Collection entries

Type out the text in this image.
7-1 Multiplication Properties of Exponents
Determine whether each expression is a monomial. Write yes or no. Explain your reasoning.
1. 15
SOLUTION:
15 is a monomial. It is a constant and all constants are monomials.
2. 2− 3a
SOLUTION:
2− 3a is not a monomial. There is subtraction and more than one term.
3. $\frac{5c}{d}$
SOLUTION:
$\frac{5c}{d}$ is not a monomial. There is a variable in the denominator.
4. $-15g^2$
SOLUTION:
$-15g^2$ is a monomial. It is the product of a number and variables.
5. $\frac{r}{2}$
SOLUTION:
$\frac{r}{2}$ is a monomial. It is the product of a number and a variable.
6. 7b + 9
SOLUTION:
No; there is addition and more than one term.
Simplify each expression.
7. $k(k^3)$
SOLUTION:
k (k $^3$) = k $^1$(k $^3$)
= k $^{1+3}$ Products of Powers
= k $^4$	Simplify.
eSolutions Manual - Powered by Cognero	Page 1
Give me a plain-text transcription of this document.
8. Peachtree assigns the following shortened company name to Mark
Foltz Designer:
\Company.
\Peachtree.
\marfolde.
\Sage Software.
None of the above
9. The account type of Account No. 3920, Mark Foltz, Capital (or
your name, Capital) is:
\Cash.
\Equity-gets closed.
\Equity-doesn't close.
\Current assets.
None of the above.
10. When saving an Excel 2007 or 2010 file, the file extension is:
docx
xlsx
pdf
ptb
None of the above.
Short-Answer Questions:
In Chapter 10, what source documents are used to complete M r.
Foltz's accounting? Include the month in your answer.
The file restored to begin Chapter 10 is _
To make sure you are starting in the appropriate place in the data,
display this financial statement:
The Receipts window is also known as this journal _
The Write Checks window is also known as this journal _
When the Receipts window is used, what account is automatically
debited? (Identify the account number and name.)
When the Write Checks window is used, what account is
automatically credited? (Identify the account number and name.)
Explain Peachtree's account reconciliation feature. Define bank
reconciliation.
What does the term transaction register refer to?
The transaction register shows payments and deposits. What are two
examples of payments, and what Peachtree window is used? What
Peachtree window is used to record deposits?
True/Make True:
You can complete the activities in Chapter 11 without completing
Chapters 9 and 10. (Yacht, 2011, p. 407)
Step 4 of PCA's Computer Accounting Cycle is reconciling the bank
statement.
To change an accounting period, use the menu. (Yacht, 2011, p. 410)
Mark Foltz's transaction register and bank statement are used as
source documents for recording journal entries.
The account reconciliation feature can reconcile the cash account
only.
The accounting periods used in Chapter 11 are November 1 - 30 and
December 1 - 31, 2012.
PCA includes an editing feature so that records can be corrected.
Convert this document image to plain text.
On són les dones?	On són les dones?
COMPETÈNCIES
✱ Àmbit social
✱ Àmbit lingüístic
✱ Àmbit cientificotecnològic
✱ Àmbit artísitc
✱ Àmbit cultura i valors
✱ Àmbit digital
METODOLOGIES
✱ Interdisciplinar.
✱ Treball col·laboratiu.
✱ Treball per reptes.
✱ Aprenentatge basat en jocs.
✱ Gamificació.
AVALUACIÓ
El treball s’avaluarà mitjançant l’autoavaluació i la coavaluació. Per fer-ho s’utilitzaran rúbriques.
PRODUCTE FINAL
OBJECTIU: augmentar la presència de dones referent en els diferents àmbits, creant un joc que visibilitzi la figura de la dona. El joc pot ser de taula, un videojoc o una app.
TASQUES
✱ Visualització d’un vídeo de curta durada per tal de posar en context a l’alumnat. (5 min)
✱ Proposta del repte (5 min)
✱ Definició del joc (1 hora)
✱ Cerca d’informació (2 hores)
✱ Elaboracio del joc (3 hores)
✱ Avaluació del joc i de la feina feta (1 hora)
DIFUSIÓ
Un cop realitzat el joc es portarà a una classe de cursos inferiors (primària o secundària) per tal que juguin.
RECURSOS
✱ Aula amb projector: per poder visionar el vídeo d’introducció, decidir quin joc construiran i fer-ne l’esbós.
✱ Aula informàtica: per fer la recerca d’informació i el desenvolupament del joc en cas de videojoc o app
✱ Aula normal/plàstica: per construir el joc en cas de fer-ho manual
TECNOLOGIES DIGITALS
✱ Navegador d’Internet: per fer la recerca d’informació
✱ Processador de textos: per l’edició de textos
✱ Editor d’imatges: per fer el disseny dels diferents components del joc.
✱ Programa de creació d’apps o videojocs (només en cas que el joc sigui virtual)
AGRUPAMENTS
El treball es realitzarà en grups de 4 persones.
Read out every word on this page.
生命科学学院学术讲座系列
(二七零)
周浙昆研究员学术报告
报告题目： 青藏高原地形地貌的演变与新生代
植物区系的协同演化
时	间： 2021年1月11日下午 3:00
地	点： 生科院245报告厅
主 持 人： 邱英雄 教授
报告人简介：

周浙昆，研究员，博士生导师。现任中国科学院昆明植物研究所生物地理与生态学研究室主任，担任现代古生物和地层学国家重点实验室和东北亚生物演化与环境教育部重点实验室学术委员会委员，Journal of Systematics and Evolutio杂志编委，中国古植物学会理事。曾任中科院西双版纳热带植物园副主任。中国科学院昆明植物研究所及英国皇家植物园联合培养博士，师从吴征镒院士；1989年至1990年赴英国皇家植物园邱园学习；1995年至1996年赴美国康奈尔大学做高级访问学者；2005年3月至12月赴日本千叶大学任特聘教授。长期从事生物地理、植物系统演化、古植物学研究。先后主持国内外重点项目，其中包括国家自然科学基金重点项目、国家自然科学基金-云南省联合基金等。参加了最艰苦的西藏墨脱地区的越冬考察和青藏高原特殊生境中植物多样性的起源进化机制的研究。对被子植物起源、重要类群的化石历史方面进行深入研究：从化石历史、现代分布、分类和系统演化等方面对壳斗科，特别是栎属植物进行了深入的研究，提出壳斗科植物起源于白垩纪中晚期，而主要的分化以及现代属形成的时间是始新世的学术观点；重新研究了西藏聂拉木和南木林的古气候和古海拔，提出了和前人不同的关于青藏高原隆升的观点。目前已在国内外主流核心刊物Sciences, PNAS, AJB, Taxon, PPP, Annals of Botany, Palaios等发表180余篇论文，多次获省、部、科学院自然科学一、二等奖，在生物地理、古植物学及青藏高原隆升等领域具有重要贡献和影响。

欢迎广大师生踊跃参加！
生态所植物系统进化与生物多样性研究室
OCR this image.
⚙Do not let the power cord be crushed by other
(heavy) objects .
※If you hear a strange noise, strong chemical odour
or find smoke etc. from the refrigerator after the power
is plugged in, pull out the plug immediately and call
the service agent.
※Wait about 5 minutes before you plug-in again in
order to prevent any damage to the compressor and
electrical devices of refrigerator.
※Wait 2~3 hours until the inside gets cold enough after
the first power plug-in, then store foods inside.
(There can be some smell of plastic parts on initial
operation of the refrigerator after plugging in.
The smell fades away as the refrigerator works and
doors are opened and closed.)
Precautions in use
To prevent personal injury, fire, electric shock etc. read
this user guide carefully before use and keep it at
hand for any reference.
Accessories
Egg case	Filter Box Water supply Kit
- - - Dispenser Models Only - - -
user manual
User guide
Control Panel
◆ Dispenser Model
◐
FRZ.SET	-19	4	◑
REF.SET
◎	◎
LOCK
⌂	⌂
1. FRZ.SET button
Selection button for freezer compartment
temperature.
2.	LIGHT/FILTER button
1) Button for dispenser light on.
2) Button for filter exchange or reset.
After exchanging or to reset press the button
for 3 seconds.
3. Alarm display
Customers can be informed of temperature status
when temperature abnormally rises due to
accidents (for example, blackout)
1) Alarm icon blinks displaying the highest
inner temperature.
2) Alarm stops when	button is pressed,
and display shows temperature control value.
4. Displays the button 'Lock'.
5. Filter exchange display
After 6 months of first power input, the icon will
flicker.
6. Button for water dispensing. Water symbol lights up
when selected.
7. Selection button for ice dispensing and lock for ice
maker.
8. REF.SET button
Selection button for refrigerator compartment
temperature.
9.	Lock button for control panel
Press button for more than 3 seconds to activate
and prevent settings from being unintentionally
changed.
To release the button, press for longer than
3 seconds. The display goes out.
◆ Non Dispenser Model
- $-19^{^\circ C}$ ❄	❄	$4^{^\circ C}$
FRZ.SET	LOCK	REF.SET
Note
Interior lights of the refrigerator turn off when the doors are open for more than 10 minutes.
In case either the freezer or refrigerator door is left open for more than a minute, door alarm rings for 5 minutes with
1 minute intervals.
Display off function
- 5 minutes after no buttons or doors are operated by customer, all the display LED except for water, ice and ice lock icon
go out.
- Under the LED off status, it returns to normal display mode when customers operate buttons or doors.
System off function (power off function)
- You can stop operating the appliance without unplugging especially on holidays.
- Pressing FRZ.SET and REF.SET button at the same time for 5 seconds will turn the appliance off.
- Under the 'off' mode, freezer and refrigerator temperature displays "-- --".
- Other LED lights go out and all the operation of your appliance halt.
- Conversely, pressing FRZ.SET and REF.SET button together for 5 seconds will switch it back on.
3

→ Problem to work on:
Show each line holding the word "dones".

→ Complete response:
On són les dones?	On són les dones?
OBJECTIU: augmentar la presència de dones referent en els diferents àmbits, creant un joc que visibilitzi la figura de la dona. El joc pot ser de taula, un videojoc o una app.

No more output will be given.